Extracted data entries
· · ·

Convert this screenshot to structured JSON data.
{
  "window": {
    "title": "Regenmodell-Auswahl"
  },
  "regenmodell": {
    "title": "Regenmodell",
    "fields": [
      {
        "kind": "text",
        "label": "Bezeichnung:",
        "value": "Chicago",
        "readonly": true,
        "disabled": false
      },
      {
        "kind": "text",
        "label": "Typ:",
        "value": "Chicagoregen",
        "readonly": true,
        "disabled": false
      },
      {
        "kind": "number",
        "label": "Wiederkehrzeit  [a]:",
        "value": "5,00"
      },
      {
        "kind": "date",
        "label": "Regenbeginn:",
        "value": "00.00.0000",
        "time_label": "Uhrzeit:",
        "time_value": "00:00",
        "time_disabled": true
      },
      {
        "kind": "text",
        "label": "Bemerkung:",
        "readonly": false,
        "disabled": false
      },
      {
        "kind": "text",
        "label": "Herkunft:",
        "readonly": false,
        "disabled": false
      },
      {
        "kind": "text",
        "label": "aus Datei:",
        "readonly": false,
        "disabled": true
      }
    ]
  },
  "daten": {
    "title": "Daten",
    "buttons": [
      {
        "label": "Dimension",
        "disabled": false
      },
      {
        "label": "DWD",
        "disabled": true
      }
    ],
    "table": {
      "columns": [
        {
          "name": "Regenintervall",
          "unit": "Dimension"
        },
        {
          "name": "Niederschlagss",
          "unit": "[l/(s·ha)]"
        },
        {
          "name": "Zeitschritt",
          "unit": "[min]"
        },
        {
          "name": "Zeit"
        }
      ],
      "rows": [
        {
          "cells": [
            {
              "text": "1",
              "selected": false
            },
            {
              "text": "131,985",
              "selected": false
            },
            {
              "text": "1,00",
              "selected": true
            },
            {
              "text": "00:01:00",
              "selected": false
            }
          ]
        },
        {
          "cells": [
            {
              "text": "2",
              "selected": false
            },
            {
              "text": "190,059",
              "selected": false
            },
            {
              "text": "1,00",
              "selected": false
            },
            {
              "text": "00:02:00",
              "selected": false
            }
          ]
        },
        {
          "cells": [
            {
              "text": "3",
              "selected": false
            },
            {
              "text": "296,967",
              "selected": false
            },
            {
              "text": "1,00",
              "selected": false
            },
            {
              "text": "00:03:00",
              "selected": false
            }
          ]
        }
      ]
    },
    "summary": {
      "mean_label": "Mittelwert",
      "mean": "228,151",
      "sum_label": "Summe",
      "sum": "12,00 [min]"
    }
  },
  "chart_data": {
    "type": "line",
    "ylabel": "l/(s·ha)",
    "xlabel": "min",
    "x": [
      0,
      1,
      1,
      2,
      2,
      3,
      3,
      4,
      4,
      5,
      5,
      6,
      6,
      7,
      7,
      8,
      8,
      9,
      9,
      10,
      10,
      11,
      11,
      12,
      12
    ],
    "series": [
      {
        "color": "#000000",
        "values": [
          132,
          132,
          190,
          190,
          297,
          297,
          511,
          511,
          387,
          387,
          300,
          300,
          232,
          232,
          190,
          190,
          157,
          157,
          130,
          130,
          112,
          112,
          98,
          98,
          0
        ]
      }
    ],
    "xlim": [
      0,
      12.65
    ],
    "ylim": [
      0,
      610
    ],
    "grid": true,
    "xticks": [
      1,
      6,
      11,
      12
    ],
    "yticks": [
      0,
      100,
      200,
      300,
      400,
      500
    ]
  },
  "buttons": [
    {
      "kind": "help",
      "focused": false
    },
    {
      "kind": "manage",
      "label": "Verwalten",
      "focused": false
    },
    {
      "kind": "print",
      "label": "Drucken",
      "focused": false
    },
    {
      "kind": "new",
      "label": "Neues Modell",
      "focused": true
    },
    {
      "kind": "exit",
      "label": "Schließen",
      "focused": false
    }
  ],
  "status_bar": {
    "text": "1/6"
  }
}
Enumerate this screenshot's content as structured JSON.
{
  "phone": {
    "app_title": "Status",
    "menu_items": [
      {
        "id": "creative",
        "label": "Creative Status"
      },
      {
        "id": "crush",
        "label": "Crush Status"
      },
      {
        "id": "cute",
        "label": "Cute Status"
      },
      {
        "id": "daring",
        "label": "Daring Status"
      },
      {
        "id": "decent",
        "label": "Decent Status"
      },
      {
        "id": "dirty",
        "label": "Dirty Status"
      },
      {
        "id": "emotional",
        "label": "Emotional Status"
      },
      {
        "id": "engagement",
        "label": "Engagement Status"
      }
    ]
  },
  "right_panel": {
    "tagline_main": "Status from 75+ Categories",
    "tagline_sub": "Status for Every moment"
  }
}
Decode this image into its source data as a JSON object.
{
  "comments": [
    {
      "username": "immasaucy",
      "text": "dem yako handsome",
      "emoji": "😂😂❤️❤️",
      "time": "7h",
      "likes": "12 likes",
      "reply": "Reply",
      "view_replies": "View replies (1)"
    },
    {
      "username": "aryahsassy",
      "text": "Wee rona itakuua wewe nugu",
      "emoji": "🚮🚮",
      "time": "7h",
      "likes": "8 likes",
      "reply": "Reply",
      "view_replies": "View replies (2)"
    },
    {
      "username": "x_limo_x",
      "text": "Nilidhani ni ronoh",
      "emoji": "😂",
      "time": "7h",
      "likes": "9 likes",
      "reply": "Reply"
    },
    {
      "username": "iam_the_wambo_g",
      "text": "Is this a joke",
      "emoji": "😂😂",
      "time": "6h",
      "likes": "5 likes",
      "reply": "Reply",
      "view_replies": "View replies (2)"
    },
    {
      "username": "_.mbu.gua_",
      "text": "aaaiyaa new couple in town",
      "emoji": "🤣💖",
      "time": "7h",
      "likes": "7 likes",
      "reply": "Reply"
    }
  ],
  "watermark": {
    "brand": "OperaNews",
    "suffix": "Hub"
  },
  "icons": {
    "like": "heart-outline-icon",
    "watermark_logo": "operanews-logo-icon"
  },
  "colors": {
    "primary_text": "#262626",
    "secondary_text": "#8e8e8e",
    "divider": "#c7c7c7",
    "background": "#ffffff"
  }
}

· · ·

> _Task objective_: Return the listing above word for word.

> _Solution_:
Convert this screenshot to structured JSON data.
{
  "window": {
    "title": "Regenmodell-Auswahl"
  },
  "regenmodell": {
    "title": "Regenmodell",
    "fields": [
      {
        "kind": "text",
        "label": "Bezeichnung:",
        "value": "Chicago",
        "readonly": true,
        "disabled": false
      },
      {
        "kind": "text",
        "label": "Typ:",
        "value": "Chicagoregen",
        "readonly": true,
        "disabled": false
      },
      {
        "kind": "number",
        "label": "Wiederkehrzeit  [a]:",
        "value": "5,00"
      },
      {
        "kind": "date",
        "label": "Regenbeginn:",
        "value": "00.00.0000",
        "time_label": "Uhrzeit:",
        "time_value": "00:00",
        "time_disabled": true
      },
      {
        "kind": "text",
        "label": "Bemerkung:",
        "readonly": false,
        "disabled": false
      },
      {
        "kind": "text",
        "label": "Herkunft:",
        "readonly": false,
        "disabled": false
      },
      {
        "kind": "text",
        "label": "aus Datei:",
        "readonly": false,
        "disabled": true
      }
    ]
  },
  "daten": {
    "title": "Daten",
    "buttons": [
      {
        "label": "Dimension",
        "disabled": false
      },
      {
        "label": "DWD",
        "disabled": true
      }
    ],
    "table": {
      "columns": [
        {
          "name": "Regenintervall",
          "unit": "Dimension"
        },
        {
          "name": "Niederschlagss",
          "unit": "[l/(s·ha)]"
        },
        {
          "name": "Zeitschritt",
          "unit": "[min]"
        },
        {
          "name": "Zeit"
        }
      ],
      "rows": [
        {
          "cells": [
            {
              "text": "1",
              "selected": false
            },
            {
              "text": "131,985",
              "selected": false
            },
            {
              "text": "1,00",
              "selected": true
            },
            {
              "text": "00:01:00",
              "selected": false
            }
          ]
        },
        {
          "cells": [
            {
              "text": "2",
              "selected": false
            },
            {
              "text": "190,059",
              "selected": false
            },
            {
              "text": "1,00",
              "selected": false
            },
            {
              "text": "00:02:00",
              "selected": false
            }
          ]
        },
        {
          "cells": [
            {
              "text": "3",
              "selected": false
            },
            {
              "text": "296,967",
              "selected": false
            },
            {
              "text": "1,00",
              "selected": false
            },
            {
              "text": "00:03:00",
              "selected": false
            }
          ]
        }
      ]
    },
    "summary": {
      "mean_label": "Mittelwert",
      "mean": "228,151",
      "sum_label": "Summe",
      "sum": "12,00 [min]"
    }
  },
  "chart_data": {
    "type": "line",
    "ylabel": "l/(s·ha)",
    "xlabel": "min",
    "x": [
      0,
      1,
      1,
      2,
      2,
      3,
      3,
      4,
      4,
      5,
      5,
      6,
      6,
      7,
      7,
      8,
      8,
      9,
      9,
      10,
      10,
      11,
      11,
      12,
      12
    ],
    "series": [
      {
        "color": "#000000",
        "values": [
          132,
          132,
          190,
          190,
          297,
          297,
          511,
          511,
          387,
          387,
          300,
          300,
          232,
          232,
          190,
          190,
          157,
          157,
          130,
          130,
          112,
          112,
          98,
          98,
          0
        ]
      }
    ],
    "xlim": [
      0,
      12.65
    ],
    "ylim": [
      0,
      610
    ],
    "grid": true,
    "xticks": [
      1,
      6,
      11,
      12
    ],
    "yticks": [
      0,
      100,
      200,
      300,
      400,
      500
    ]
  },
  "buttons": [
    {
      "kind": "help",
      "focused": false
    },
    {
      "kind": "manage",
      "label": "Verwalten",
      "focused": false
    },
    {
      "kind": "print",
      "label": "Drucken",
      "focused": false
    },
    {
      "kind": "new",
      "label": "Neues Modell",
      "focused": true
    },
    {
      "kind": "exit",
      "label": "Schließen",
      "focused": false
    }
  ],
  "status_bar": {
    "text": "1/6"
  }
}
Enumerate this screenshot's content as structured JSON.
{
  "phone": {
    "app_title": "Status",
    "menu_items": [
      {
        "id": "creative",
        "label": "Creative Status"
      },
      {
        "id": "crush",
        "label": "Crush Status"
      },
      {
        "id": "cute",
        "label": "Cute Status"
      },
      {
        "id": "daring",
        "label": "Daring Status"
      },
      {
        "id": "decent",
        "label": "Decent Status"
      },
      {
        "id": "dirty",
        "label": "Dirty Status"
      },
      {
        "id": "emotional",
        "label": "Emotional Status"
      },
      {
        "id": "engagement",
        "label": "Engagement Status"
      }
    ]
  },
  "right_panel": {
    "tagline_main": "Status from 75+ Categories",
    "tagline_sub": "Status for Every moment"
  }
}
Decode this image into its source data as a JSON object.
{
  "comments": [
    {
      "username": "immasaucy",
      "text": "dem yako handsome",
      "emoji": "😂😂❤️❤️",
      "time": "7h",
      "likes": "12 likes",
      "reply": "Reply",
      "view_replies": "View replies (1)"
    },
    {
      "username": "aryahsassy",
      "text": "Wee rona itakuua wewe nugu",
      "emoji": "🚮🚮",
      "time": "7h",
      "likes": "8 likes",
      "reply": "Reply",
      "view_replies": "View replies (2)"
    },
    {
      "username": "x_limo_x",
      "text": "Nilidhani ni ronoh",
      "emoji": "😂",
      "time": "7h",
      "likes": "9 likes",
      "reply": "Reply"
    },
    {
      "username": "iam_the_wambo_g",
      "text": "Is this a joke",
      "emoji": "😂😂",
      "time": "6h",
      "likes": "5 likes",
      "reply": "Reply",
      "view_replies": "View replies (2)"
    },
    {
      "username": "_.mbu.gua_",
      "text": "aaaiyaa new couple in town",
      "emoji": "🤣💖",
      "time": "7h",
      "likes": "7 likes",
      "reply": "Reply"
    }
  ],
  "watermark": {
    "brand": "OperaNews",
    "suffix": "Hub"
  },
  "icons": {
    "like": "heart-outline-icon",
    "watermark_logo": "operanews-logo-icon"
  },
  "colors": {
    "primary_text": "#262626",
    "secondary_text": "#8e8e8e",
    "divider": "#c7c7c7",
    "background": "#ffffff"
  }
}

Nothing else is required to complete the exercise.